**SHORT TASK:**
Find the lines holding the word "name" and collect them.

=== RECORDS PROVIDED ===

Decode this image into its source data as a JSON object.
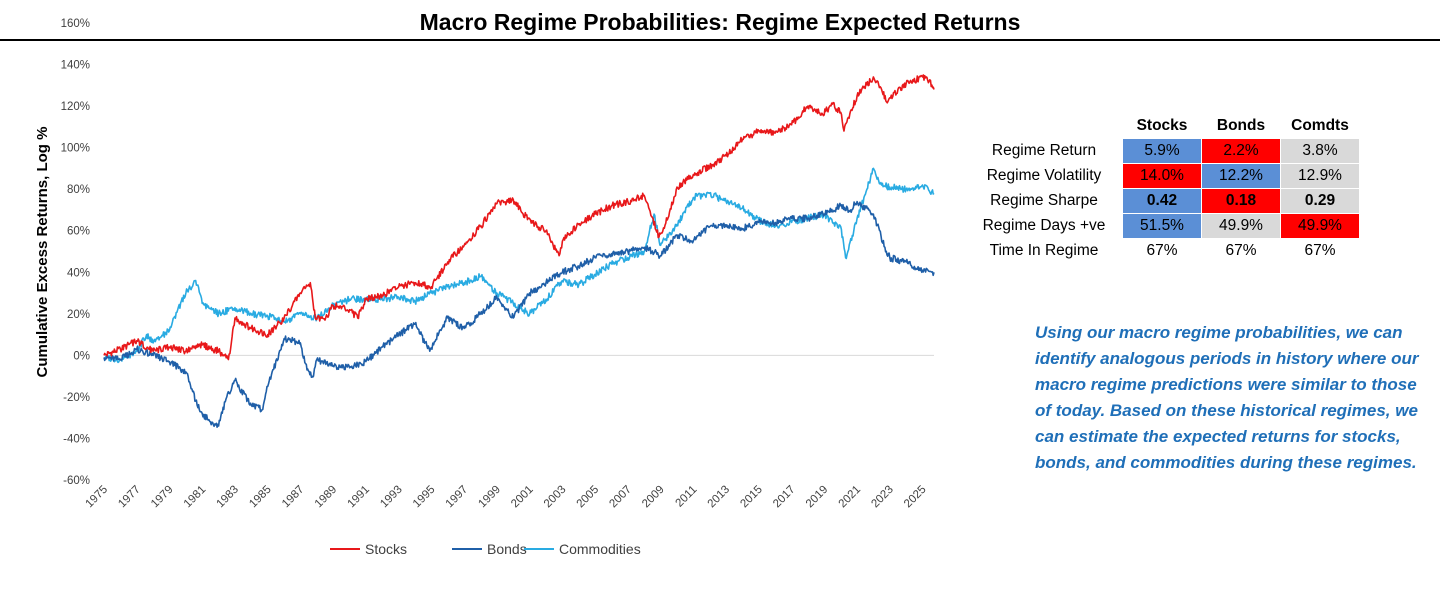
{
  "chart_data": {
    "type": "line",
    "title": "Macro Regime Probabilities: Regime Expected Returns",
    "ylabel": "Cumulative Excess Returns, Log %",
    "xlabel": "",
    "xlim": [
      1975,
      2025.7
    ],
    "ylim": [
      -60,
      160
    ],
    "yticks": [
      "160%",
      "140%",
      "120%",
      "100%",
      "80%",
      "60%",
      "40%",
      "20%",
      "0%",
      "-20%",
      "-40%",
      "-60%"
    ],
    "xticks": [
      "1975",
      "1977",
      "1979",
      "1981",
      "1983",
      "1985",
      "1987",
      "1989",
      "1991",
      "1993",
      "1995",
      "1997",
      "1999",
      "2001",
      "2003",
      "2005",
      "2007",
      "2009",
      "2011",
      "2013",
      "2015",
      "2017",
      "2019",
      "2021",
      "2023",
      "2025"
    ],
    "grid": false,
    "legend_position": "bottom",
    "series": [
      {
        "name": "Stocks",
        "color": "#e8181a",
        "x": [
          1975,
          1976,
          1977,
          1978,
          1979,
          1980,
          1981,
          1982,
          1982.6,
          1983,
          1984,
          1985,
          1986,
          1987,
          1987.6,
          1987.9,
          1988.5,
          1989,
          1990,
          1990.5,
          1991,
          1992,
          1993,
          1994,
          1995,
          1996,
          1997,
          1998,
          1999,
          2000,
          2000.6,
          2001.5,
          2002,
          2002.8,
          2003,
          2004,
          2005,
          2006,
          2007,
          2008,
          2008.9,
          2009.5,
          2010,
          2011,
          2012,
          2013,
          2014,
          2015,
          2016,
          2017,
          2018,
          2018.9,
          2019.5,
          2020,
          2020.2,
          2021,
          2022,
          2022.5,
          2022.8,
          2023,
          2024,
          2025,
          2025.4,
          2025.7
        ],
        "y": [
          0,
          3,
          7,
          2,
          4,
          2,
          5,
          2,
          -2,
          18,
          13,
          10,
          18,
          30,
          35,
          18,
          17,
          24,
          22,
          18,
          27,
          29,
          33,
          35,
          33,
          45,
          53,
          62,
          73,
          75,
          68,
          62,
          60,
          48,
          55,
          63,
          68,
          72,
          74,
          77,
          57,
          67,
          81,
          87,
          91,
          96,
          104,
          108,
          107,
          111,
          120,
          116,
          121,
          117,
          108,
          125,
          134,
          128,
          122,
          124,
          131,
          134,
          132,
          128
        ]
      },
      {
        "name": "Bonds",
        "color": "#1f5fa8",
        "x": [
          1975,
          1976,
          1977,
          1978,
          1979,
          1980,
          1980.6,
          1981,
          1981.5,
          1982,
          1982.5,
          1983,
          1984,
          1984.7,
          1985,
          1986,
          1987,
          1987.4,
          1987.8,
          1988,
          1989,
          1990,
          1991,
          1992,
          1993,
          1994,
          1994.9,
          1995.5,
          1996,
          1997,
          1998,
          1999,
          2000,
          2001,
          2002,
          2003,
          2004,
          2005,
          2006,
          2007,
          2008,
          2009,
          2010,
          2011,
          2012,
          2013,
          2014,
          2015,
          2016,
          2017,
          2018,
          2019,
          2020,
          2020.6,
          2021,
          2022,
          2022.7,
          2023,
          2024,
          2025,
          2025.7
        ],
        "y": [
          -1,
          -2,
          3,
          0,
          -3,
          -8,
          -22,
          -28,
          -32,
          -34,
          -20,
          -12,
          -24,
          -26,
          -15,
          8,
          6,
          -7,
          -10,
          -2,
          -5,
          -6,
          -3,
          4,
          10,
          15,
          2,
          12,
          18,
          13,
          20,
          28,
          18,
          30,
          35,
          40,
          43,
          47,
          49,
          50,
          52,
          48,
          58,
          55,
          62,
          62,
          61,
          64,
          64,
          66,
          66,
          68,
          72,
          70,
          74,
          68,
          52,
          47,
          45,
          41,
          40
        ]
      },
      {
        "name": "Commodities",
        "color": "#29abe2",
        "x": [
          1975,
          1976,
          1977,
          1977.6,
          1978,
          1979,
          1979.5,
          1980,
          1980.6,
          1981,
          1981.6,
          1982,
          1983,
          1984,
          1985,
          1986,
          1987,
          1988,
          1989,
          1990,
          1991,
          1992,
          1993,
          1994,
          1995,
          1996,
          1997,
          1998,
          1999,
          2000,
          2001,
          2002,
          2003,
          2004,
          2005,
          2006,
          2007,
          2008,
          2008.6,
          2009,
          2010,
          2011,
          2012,
          2013,
          2014,
          2015,
          2016,
          2017,
          2018,
          2019,
          2019.5,
          2020,
          2020.3,
          2020.8,
          2021,
          2021.6,
          2022,
          2022.5,
          2023,
          2024,
          2025,
          2025.7
        ],
        "y": [
          -1,
          -2,
          2,
          10,
          6,
          12,
          22,
          30,
          36,
          25,
          22,
          20,
          23,
          20,
          19,
          16,
          20,
          18,
          24,
          27,
          27,
          27,
          28,
          26,
          30,
          33,
          35,
          38,
          30,
          25,
          20,
          27,
          36,
          34,
          39,
          44,
          47,
          50,
          68,
          53,
          63,
          76,
          78,
          74,
          71,
          65,
          62,
          64,
          66,
          68,
          64,
          62,
          47,
          60,
          66,
          80,
          90,
          82,
          81,
          80,
          82,
          78
        ]
      }
    ]
  },
  "stats_table": {
    "headers": [
      "Stocks",
      "Bonds",
      "Comdts"
    ],
    "rows": [
      {
        "label": "Regime Return",
        "values": [
          "5.9%",
          "2.2%",
          "3.8%"
        ],
        "colors": [
          "#5b8fd6",
          "#ff0000",
          "#d9d9d9"
        ],
        "bold": false
      },
      {
        "label": "Regime Volatility",
        "values": [
          "14.0%",
          "12.2%",
          "12.9%"
        ],
        "colors": [
          "#ff0000",
          "#5b8fd6",
          "#d9d9d9"
        ],
        "bold": false
      },
      {
        "label": "Regime Sharpe",
        "values": [
          "0.42",
          "0.18",
          "0.29"
        ],
        "colors": [
          "#5b8fd6",
          "#ff0000",
          "#d9d9d9"
        ],
        "bold": true
      },
      {
        "label": "Regime Days +ve",
        "values": [
          "51.5%",
          "49.9%",
          "49.9%"
        ],
        "colors": [
          "#5b8fd6",
          "#d9d9d9",
          "#ff0000"
        ],
        "bold": false
      },
      {
        "label": "Time In Regime",
        "values": [
          "67%",
          "67%",
          "67%"
        ],
        "colors": [
          "#ffffff",
          "#ffffff",
          "#ffffff"
        ],
        "bold": false
      }
    ]
  },
  "commentary": "Using our macro regime probabilities, we can identify analogous periods in history where our macro regime predictions were similar to those of today. Based on these historical regimes, we can estimate the expected returns for stocks, bonds, and commodities during these regimes."
}
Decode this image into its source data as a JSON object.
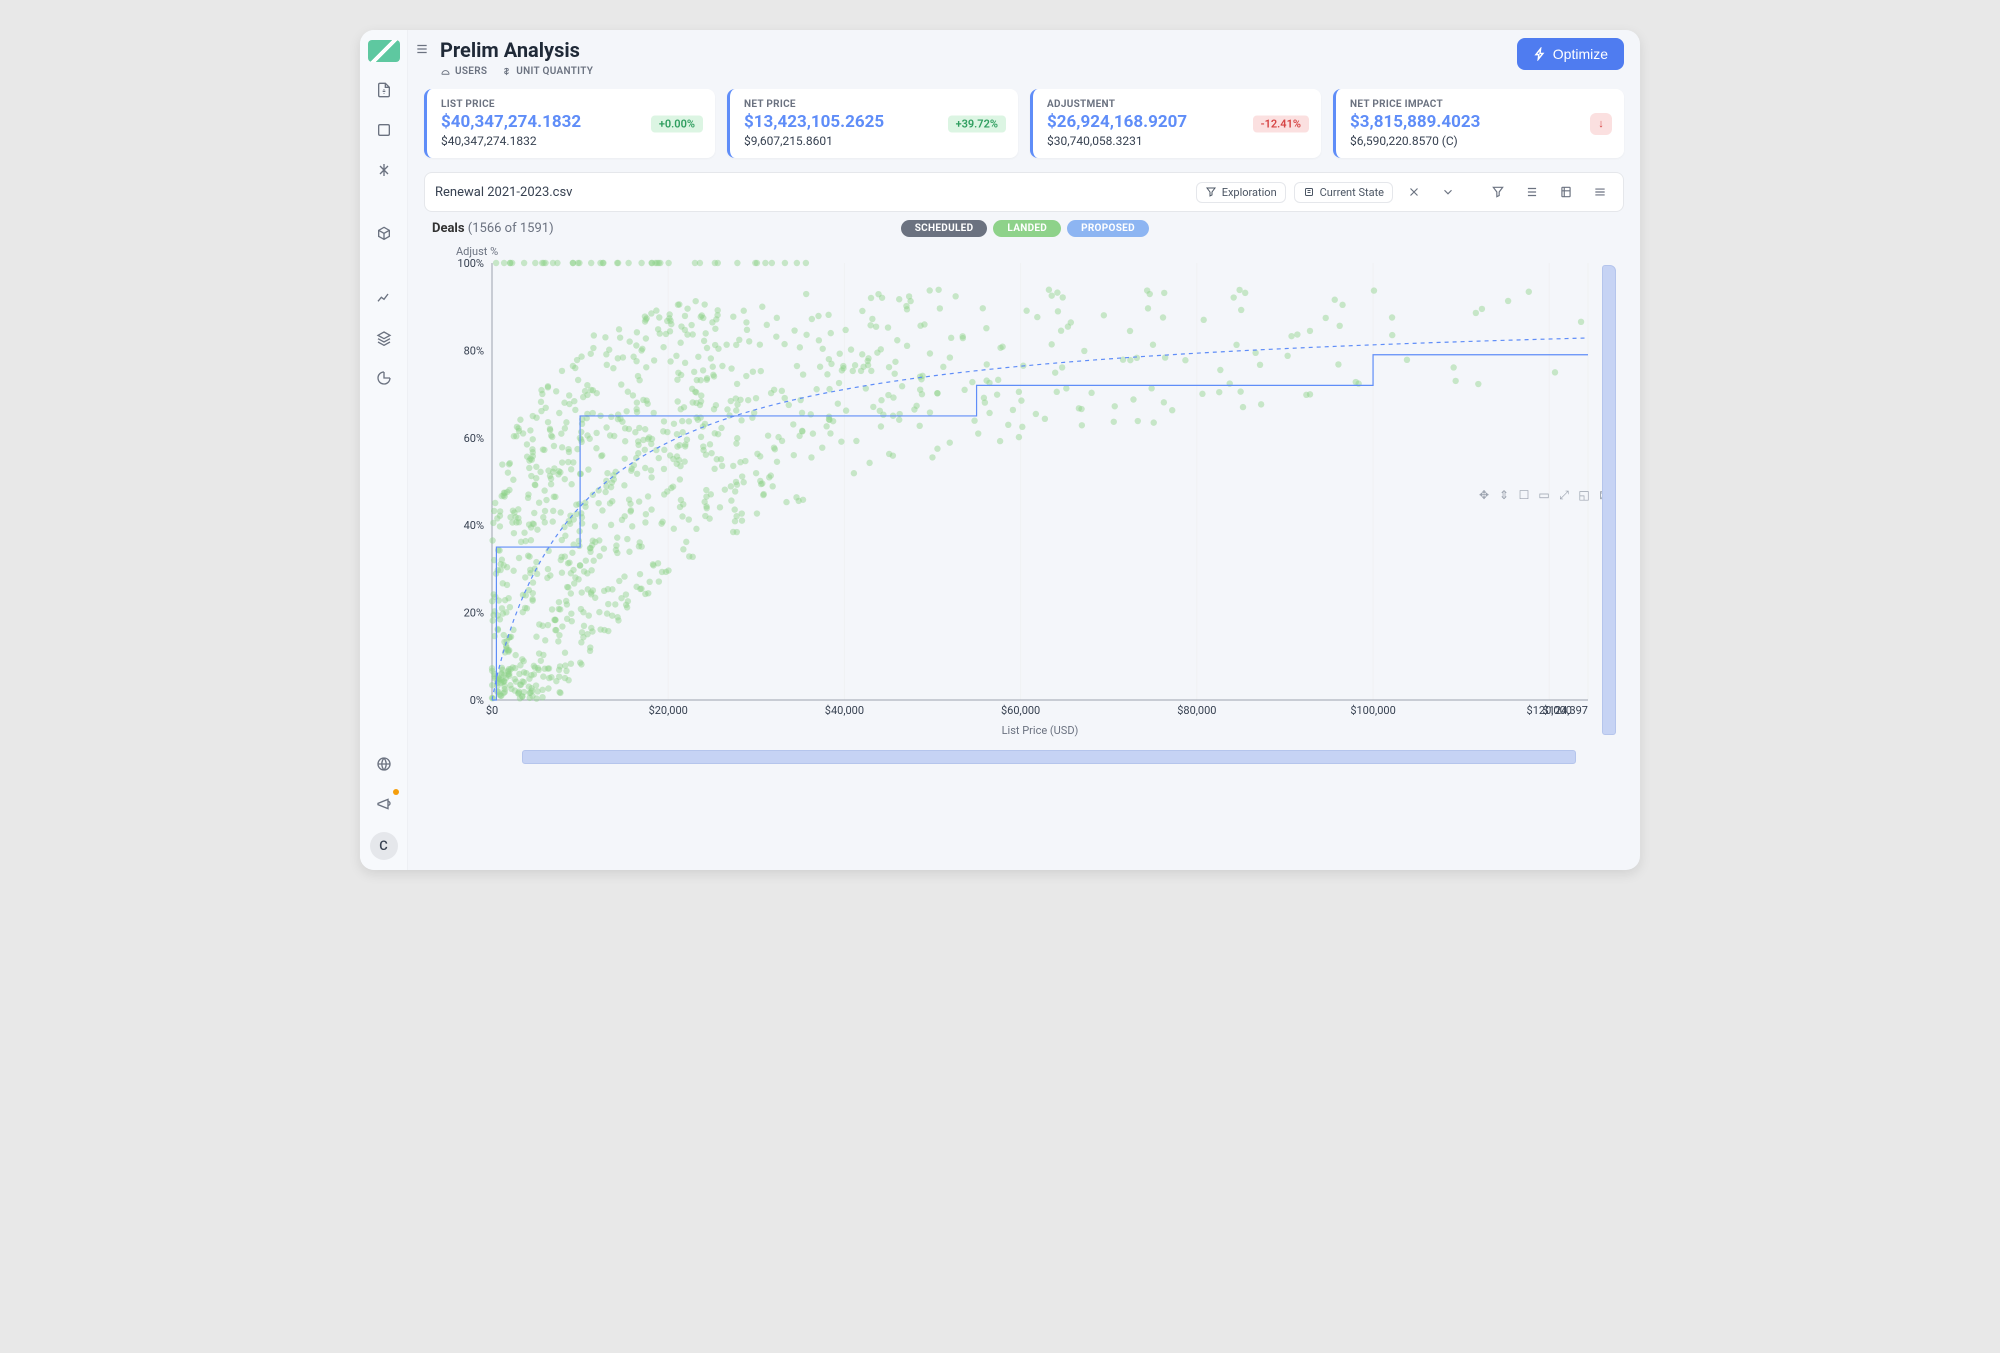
{
  "page": {
    "title": "Prelim Analysis"
  },
  "meta": {
    "users": "USERS",
    "unit": "UNIT QUANTITY"
  },
  "optimize": {
    "label": "Optimize"
  },
  "cards": [
    {
      "label": "LIST PRICE",
      "value": "$40,347,274.1832",
      "sub": "$40,347,274.1832",
      "badge": "+0.00%",
      "badge_class": "badge-green"
    },
    {
      "label": "NET PRICE",
      "value": "$13,423,105.2625",
      "sub": "$9,607,215.8601",
      "badge": "+39.72%",
      "badge_class": "badge-green"
    },
    {
      "label": "ADJUSTMENT",
      "value": "$26,924,168.9207",
      "sub": "$30,740,058.3231",
      "badge": "-12.41%",
      "badge_class": "badge-red"
    },
    {
      "label": "NET PRICE IMPACT",
      "value": "$3,815,889.4023",
      "sub": "$6,590,220.8570 (C)",
      "badge": "↓",
      "badge_class": "badge-red badge-red-icon"
    }
  ],
  "toolbar": {
    "file": "Renewal 2021-2023.csv",
    "exploration": "Exploration",
    "state": "Current State"
  },
  "deals": {
    "prefix": "Deals",
    "count": "(1566 of 1591)"
  },
  "seg": {
    "scheduled": "SCHEDULED",
    "landed": "LANDED",
    "proposed": "PROPOSED"
  },
  "avatar": "C",
  "chart": {
    "type": "scatter",
    "y_axis_title": "Adjust %",
    "x_axis_title": "List Price (USD)",
    "xlim": [
      0,
      124397
    ],
    "ylim": [
      0,
      100
    ],
    "xticks": [
      0,
      20000,
      40000,
      60000,
      80000,
      100000,
      120000,
      124397
    ],
    "xtick_labels": [
      "$0",
      "$20,000",
      "$40,000",
      "$60,000",
      "$80,000",
      "$100,000",
      "$120,000",
      "$124,397"
    ],
    "yticks": [
      0,
      20,
      40,
      60,
      80,
      100
    ],
    "ytick_labels": [
      "0%",
      "20%",
      "40%",
      "60%",
      "80%",
      "100%"
    ],
    "scatter_color": "#8ed28a",
    "scatter_radius": 3.2,
    "step_color": "#5f8df8",
    "dash_color": "#5f8df8",
    "grid_color": "#f0f1f3",
    "axis_color": "#9ca3af",
    "step_points": [
      [
        0,
        0
      ],
      [
        500,
        0
      ],
      [
        500,
        35
      ],
      [
        10000,
        35
      ],
      [
        10000,
        65
      ],
      [
        55000,
        65
      ],
      [
        55000,
        72
      ],
      [
        100000,
        72
      ],
      [
        100000,
        79
      ],
      [
        124397,
        79
      ]
    ],
    "dash_curve": {
      "a": 90,
      "b": 0.9,
      "x_half": 12000
    },
    "scatter_seed": 42,
    "scatter_n": 1050,
    "scatter_lambda_x": 22000
  }
}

===

**WRITTEN ANSWER:**
        "name": "Stocks",
        "name": "Bonds",
        "name": "Commodities",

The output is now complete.